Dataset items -
======
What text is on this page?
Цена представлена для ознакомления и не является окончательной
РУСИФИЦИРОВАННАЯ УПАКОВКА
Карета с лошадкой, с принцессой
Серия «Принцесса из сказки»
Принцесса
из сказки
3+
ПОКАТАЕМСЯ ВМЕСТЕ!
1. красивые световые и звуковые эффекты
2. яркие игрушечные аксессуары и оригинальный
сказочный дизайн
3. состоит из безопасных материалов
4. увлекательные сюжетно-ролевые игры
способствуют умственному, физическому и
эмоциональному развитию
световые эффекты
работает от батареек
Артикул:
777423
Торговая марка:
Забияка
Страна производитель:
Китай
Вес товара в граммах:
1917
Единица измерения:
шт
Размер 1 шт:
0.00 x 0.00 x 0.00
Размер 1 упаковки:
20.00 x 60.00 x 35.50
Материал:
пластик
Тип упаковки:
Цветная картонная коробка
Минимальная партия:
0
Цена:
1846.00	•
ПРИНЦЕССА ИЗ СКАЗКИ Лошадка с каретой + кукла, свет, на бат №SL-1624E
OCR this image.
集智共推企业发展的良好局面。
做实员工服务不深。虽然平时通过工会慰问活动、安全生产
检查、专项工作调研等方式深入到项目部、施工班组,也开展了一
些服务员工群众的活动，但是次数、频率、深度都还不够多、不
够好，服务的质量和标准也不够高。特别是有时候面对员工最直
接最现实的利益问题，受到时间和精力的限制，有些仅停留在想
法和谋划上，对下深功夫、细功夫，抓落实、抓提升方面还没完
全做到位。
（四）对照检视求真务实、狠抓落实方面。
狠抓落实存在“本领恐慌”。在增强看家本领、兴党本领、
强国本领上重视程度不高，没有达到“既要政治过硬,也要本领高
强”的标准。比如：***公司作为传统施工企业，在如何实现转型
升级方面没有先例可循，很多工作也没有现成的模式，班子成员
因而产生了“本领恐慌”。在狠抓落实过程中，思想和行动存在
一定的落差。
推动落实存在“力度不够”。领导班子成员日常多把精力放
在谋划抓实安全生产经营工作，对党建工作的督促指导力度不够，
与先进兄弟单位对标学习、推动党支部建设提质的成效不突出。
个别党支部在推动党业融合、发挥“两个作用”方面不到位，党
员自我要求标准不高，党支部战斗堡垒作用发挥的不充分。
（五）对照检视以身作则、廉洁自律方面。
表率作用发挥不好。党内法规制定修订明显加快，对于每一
======
WHAT TO WORK ON -
Reproduce the records word for word.

RESPONSE BELOW -
What text is on this page?
Цена представлена для ознакомления и не является окончательной
РУСИФИЦИРОВАННАЯ УПАКОВКА
Карета с лошадкой, с принцессой
Серия «Принцесса из сказки»
Принцесса
из сказки
3+
ПОКАТАЕМСЯ ВМЕСТЕ!
1. красивые световые и звуковые эффекты
2. яркие игрушечные аксессуары и оригинальный
сказочный дизайн
3. состоит из безопасных материалов
4. увлекательные сюжетно-ролевые игры
способствуют умственному, физическому и
эмоциональному развитию
световые эффекты
работает от батареек
Артикул:
777423
Торговая марка:
Забияка
Страна производитель:
Китай
Вес товара в граммах:
1917
Единица измерения:
шт
Размер 1 шт:
0.00 x 0.00 x 0.00
Размер 1 упаковки:
20.00 x 60.00 x 35.50
Материал:
пластик
Тип упаковки:
Цветная картонная коробка
Минимальная партия:
0
Цена:
1846.00	•
ПРИНЦЕССА ИЗ СКАЗКИ Лошадка с каретой + кукла, свет, на бат №SL-1624E
OCR this image.
集智共推企业发展的良好局面。
做实员工服务不深。虽然平时通过工会慰问活动、安全生产
检查、专项工作调研等方式深入到项目部、施工班组,也开展了一
些服务员工群众的活动，但是次数、频率、深度都还不够多、不
够好，服务的质量和标准也不够高。特别是有时候面对员工最直
接最现实的利益问题，受到时间和精力的限制，有些仅停留在想
法和谋划上，对下深功夫、细功夫，抓落实、抓提升方面还没完
全做到位。
（四）对照检视求真务实、狠抓落实方面。
狠抓落实存在“本领恐慌”。在增强看家本领、兴党本领、
强国本领上重视程度不高，没有达到“既要政治过硬,也要本领高
强”的标准。比如：***公司作为传统施工企业，在如何实现转型
升级方面没有先例可循，很多工作也没有现成的模式，班子成员
因而产生了“本领恐慌”。在狠抓落实过程中，思想和行动存在
一定的落差。
推动落实存在“力度不够”。领导班子成员日常多把精力放
在谋划抓实安全生产经营工作，对党建工作的督促指导力度不够，
与先进兄弟单位对标学习、推动党支部建设提质的成效不突出。
个别党支部在推动党业融合、发挥“两个作用”方面不到位，党
员自我要求标准不高，党支部战斗堡垒作用发挥的不充分。
（五）对照检视以身作则、廉洁自律方面。
表率作用发挥不好。党内法规制定修订明显加快，对于每一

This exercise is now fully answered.